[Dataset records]
_ _ _ _ _ _ _
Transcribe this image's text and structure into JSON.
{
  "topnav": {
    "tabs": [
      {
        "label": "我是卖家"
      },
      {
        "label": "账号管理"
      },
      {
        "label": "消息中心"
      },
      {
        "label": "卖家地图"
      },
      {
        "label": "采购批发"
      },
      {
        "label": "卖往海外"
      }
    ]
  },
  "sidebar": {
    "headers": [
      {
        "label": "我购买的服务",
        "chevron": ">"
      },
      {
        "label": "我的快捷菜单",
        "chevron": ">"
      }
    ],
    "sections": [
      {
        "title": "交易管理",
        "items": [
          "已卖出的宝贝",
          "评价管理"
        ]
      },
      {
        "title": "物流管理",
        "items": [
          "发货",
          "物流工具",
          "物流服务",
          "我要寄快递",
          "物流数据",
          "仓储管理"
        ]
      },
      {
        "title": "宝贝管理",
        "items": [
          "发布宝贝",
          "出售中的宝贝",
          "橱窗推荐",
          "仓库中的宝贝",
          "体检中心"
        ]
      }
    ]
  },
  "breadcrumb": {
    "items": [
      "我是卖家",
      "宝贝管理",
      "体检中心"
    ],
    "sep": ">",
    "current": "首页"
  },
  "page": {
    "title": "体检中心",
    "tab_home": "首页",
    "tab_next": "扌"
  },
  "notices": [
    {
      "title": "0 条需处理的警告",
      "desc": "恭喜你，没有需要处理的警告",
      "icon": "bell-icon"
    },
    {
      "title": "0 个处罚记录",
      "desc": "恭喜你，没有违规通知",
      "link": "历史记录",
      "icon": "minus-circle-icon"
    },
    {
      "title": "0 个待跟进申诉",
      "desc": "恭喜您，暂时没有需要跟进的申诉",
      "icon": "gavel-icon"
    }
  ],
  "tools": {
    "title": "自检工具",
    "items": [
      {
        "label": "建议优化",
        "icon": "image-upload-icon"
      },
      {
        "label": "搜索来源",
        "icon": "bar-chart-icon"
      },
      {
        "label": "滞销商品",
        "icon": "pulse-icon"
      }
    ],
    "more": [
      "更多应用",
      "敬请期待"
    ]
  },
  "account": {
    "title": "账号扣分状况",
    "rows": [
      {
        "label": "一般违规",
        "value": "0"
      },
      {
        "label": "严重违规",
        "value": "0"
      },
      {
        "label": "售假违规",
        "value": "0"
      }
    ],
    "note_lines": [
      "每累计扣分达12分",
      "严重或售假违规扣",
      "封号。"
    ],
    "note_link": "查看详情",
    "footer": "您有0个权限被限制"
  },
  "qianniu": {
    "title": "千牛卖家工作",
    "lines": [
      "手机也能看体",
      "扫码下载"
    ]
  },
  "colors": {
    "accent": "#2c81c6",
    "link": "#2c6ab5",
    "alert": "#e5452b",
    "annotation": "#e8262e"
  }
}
_ _ _ _ _ _ _
What the exercise asks.
Scan the records for the string "desc". Copy each line in which it appears.

Reply to the exercise.
      "desc": "恭喜你，没有需要处理的警告",
      "desc": "恭喜你，没有违规通知",
      "desc": "恭喜您，暂时没有需要跟进的申诉",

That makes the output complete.